** begin **

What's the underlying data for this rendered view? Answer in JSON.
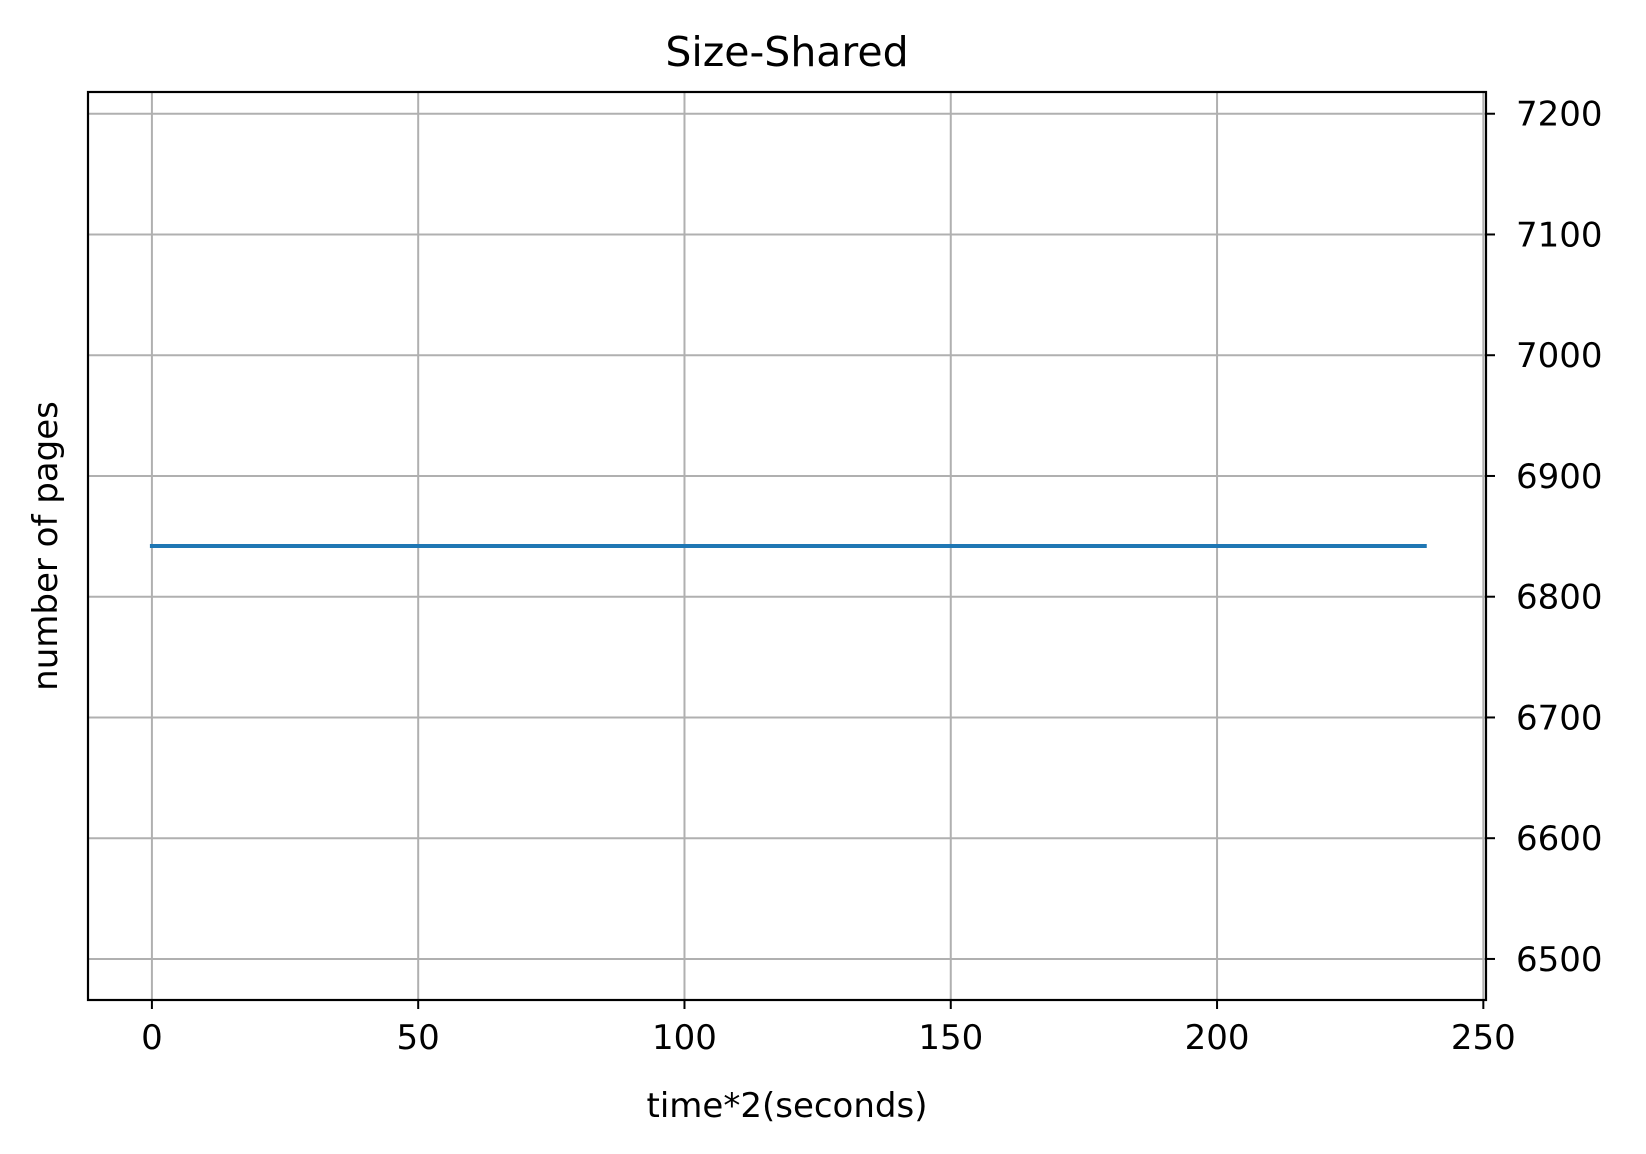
{
  "chart_data": {
    "type": "line",
    "title": "Size-Shared",
    "xlabel": "time*2(seconds)",
    "ylabel": "number of pages",
    "y_axis_side": "right",
    "xlim": [
      -12,
      250.5
    ],
    "ylim": [
      6466,
      7218
    ],
    "xticks": [
      0,
      50,
      100,
      150,
      200,
      250
    ],
    "yticks": [
      6500,
      6600,
      6700,
      6800,
      6900,
      7000,
      7100,
      7200
    ],
    "grid": true,
    "series": [
      {
        "color": "#1f77b4",
        "x": [
          0,
          239
        ],
        "y": [
          6842,
          6842
        ]
      }
    ]
  }
}
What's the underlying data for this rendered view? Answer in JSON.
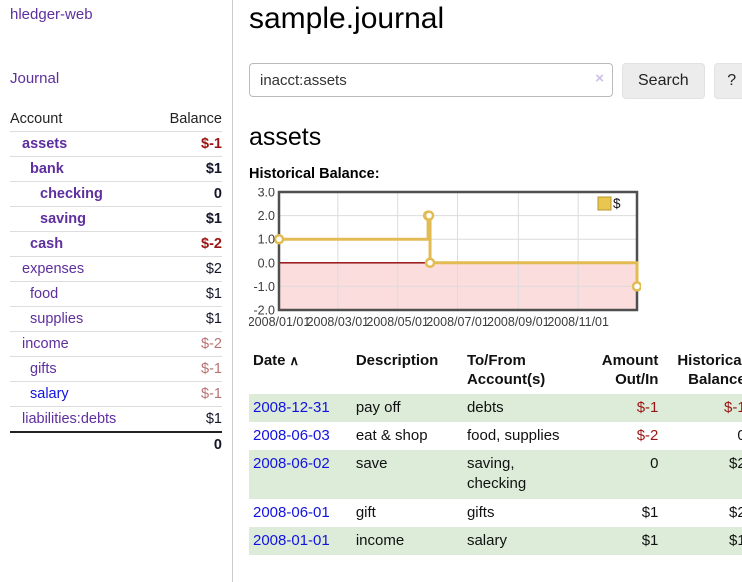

** end **

(Goal of the exercise)
Print all the records again exactly; do not include any picture.

(Complete answer)
What's the underlying data for this rendered view? Answer in JSON.
{
  "chart_data": {
    "type": "line",
    "title": "Size-Shared",
    "xlabel": "time*2(seconds)",
    "ylabel": "number of pages",
    "y_axis_side": "right",
    "xlim": [
      -12,
      250.5
    ],
    "ylim": [
      6466,
      7218
    ],
    "xticks": [
      0,
      50,
      100,
      150,
      200,
      250
    ],
    "yticks": [
      6500,
      6600,
      6700,
      6800,
      6900,
      7000,
      7100,
      7200
    ],
    "grid": true,
    "series": [
      {
        "color": "#1f77b4",
        "x": [
          0,
          239
        ],
        "y": [
          6842,
          6842
        ]
      }
    ]
  }
}
What's the underlying data for this rendered view? Answer in JSON.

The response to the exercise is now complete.